-- Start EXERCISE INPUT --
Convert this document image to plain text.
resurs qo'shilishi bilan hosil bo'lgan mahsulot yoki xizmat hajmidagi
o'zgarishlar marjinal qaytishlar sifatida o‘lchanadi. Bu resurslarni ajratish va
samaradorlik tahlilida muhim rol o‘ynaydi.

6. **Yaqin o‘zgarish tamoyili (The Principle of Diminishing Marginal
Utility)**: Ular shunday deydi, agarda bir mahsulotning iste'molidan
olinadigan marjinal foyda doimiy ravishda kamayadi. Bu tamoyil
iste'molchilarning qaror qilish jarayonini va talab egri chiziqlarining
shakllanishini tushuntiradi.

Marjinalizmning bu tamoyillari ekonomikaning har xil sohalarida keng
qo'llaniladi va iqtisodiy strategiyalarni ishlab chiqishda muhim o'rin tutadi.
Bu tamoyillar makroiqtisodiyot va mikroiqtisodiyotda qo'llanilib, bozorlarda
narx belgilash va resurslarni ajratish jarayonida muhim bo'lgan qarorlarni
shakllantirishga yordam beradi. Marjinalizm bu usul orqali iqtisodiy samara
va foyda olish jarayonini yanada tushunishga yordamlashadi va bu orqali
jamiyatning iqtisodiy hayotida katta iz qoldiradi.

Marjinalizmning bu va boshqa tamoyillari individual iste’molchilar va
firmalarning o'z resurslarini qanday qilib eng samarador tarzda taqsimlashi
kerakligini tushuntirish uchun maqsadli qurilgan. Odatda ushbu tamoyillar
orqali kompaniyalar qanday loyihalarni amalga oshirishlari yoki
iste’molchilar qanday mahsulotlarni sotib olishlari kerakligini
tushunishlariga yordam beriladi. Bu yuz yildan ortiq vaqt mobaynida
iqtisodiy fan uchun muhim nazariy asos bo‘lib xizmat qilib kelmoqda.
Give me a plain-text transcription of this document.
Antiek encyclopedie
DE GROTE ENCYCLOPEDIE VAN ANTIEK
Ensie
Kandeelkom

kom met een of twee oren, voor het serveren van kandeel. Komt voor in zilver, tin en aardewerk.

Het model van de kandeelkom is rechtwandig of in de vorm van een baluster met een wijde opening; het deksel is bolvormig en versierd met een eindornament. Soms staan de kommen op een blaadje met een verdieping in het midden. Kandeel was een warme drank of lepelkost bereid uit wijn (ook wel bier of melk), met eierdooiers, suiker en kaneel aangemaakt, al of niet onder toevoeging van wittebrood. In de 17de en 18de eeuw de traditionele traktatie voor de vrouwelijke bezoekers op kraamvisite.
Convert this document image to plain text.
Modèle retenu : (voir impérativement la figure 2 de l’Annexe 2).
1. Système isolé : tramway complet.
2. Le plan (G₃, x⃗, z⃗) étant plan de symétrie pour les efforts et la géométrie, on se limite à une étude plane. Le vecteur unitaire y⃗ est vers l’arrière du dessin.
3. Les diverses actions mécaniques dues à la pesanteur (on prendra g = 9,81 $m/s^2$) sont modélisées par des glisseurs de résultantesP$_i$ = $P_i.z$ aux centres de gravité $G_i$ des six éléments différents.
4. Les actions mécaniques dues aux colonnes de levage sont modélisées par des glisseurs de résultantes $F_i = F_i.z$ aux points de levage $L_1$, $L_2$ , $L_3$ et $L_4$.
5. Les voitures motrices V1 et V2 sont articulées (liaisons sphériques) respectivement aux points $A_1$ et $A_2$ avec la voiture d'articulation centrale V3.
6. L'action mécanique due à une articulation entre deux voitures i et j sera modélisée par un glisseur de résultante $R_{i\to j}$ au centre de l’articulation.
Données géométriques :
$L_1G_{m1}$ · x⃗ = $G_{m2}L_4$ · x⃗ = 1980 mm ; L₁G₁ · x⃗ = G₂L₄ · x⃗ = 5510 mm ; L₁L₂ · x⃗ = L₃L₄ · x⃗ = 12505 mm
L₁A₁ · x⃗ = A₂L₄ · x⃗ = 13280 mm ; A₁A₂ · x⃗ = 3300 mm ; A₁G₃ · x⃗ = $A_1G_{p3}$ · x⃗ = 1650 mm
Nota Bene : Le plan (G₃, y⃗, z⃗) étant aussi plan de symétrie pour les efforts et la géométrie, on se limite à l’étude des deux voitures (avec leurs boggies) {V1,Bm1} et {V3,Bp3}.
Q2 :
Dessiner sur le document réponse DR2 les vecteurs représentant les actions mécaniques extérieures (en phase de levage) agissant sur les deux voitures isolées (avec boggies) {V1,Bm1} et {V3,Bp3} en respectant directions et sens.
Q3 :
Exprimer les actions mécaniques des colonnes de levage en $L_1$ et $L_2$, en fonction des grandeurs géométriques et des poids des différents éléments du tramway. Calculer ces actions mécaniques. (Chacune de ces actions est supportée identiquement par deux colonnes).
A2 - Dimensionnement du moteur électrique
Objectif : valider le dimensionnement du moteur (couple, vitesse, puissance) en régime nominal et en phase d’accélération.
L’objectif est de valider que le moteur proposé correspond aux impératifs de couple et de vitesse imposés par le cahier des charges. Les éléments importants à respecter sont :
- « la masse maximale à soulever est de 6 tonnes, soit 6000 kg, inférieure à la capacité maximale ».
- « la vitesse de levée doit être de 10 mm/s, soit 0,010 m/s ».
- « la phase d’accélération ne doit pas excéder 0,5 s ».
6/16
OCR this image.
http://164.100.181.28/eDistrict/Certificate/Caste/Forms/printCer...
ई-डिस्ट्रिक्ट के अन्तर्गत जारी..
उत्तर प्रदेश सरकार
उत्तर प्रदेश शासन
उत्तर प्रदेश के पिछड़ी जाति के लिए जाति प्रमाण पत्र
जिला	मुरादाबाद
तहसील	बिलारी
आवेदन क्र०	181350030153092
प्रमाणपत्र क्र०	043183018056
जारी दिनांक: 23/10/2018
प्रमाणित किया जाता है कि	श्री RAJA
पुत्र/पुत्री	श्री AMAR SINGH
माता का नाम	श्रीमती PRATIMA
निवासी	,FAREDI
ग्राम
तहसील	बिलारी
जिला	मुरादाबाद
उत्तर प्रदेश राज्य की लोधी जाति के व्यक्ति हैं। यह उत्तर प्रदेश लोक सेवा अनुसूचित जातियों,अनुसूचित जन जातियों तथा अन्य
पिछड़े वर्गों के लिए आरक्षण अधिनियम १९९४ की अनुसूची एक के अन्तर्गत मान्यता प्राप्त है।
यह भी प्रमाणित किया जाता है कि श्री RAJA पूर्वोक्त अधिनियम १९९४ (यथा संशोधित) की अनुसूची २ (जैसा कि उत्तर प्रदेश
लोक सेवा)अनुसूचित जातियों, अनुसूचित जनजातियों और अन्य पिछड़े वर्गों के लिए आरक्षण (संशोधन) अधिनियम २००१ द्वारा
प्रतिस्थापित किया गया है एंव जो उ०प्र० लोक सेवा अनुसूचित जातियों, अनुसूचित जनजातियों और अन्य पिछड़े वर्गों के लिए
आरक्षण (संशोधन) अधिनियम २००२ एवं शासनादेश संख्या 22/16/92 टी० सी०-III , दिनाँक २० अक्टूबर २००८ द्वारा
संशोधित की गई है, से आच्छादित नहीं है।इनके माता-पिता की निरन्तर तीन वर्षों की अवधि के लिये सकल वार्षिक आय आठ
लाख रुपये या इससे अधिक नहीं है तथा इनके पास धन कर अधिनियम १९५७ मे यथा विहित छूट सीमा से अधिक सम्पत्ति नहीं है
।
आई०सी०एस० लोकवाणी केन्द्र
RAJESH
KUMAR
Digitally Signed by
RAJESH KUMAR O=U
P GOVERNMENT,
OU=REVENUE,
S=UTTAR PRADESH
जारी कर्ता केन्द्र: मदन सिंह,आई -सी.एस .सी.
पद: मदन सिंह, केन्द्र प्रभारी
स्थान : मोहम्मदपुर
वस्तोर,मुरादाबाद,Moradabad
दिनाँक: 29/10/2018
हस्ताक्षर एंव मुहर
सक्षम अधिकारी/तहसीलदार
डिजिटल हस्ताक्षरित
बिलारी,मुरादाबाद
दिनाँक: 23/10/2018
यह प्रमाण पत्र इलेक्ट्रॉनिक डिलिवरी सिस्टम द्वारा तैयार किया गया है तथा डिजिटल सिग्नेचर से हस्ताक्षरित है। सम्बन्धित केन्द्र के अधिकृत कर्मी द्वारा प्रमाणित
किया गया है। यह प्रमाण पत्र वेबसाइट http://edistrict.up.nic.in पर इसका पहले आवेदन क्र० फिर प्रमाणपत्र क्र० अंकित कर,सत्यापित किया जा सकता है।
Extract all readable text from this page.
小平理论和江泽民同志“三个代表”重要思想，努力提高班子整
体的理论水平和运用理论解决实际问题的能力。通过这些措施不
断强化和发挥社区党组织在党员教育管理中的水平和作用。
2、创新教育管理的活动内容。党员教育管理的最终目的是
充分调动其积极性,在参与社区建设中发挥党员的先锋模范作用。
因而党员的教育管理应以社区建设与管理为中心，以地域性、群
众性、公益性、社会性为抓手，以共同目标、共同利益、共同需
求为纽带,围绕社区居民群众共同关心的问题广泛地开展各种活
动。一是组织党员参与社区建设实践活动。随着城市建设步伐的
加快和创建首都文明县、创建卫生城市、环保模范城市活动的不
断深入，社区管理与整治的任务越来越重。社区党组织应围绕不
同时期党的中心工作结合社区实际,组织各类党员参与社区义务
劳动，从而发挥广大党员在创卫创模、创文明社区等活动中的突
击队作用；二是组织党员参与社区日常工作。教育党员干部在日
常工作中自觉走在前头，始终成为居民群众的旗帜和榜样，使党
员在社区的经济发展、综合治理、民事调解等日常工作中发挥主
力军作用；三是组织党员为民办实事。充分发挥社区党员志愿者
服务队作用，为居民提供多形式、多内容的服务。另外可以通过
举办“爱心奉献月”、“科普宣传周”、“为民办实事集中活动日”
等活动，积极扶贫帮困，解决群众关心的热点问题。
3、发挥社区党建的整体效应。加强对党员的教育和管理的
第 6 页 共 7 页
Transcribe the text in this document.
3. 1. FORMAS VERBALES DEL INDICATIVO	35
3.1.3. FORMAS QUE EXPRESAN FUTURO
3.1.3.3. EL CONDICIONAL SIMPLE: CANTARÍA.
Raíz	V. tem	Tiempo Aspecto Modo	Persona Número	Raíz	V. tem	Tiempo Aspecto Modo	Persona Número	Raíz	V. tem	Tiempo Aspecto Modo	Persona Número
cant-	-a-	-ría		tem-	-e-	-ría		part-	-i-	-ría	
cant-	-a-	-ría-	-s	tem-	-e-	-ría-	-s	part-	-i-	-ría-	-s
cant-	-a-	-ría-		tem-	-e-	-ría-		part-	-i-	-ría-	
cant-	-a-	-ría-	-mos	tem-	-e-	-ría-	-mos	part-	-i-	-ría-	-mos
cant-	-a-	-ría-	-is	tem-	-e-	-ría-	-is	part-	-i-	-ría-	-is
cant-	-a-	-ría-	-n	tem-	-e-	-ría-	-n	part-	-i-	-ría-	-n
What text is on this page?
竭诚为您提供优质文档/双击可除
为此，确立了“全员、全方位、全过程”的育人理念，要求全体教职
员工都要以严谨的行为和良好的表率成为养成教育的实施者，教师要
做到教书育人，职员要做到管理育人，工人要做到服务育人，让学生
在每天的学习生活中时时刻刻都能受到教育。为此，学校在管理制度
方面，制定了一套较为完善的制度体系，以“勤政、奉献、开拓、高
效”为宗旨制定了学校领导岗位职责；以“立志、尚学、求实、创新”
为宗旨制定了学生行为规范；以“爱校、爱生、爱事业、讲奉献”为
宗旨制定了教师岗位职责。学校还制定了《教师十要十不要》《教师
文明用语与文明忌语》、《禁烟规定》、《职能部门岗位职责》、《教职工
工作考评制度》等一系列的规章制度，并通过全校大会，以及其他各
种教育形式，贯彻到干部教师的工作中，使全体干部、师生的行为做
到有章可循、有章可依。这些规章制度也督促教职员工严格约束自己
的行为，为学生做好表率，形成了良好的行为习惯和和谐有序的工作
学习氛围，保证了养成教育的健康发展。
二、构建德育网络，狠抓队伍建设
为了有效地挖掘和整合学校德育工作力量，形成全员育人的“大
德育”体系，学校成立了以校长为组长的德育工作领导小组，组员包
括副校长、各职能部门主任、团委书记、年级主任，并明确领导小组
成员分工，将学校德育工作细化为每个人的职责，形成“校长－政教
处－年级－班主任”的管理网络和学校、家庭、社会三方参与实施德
-- End EXERCISE INPUT --
Count each line of the data where the word "iste" appears, then reply with the total only.

- EXERCISE RESULT
4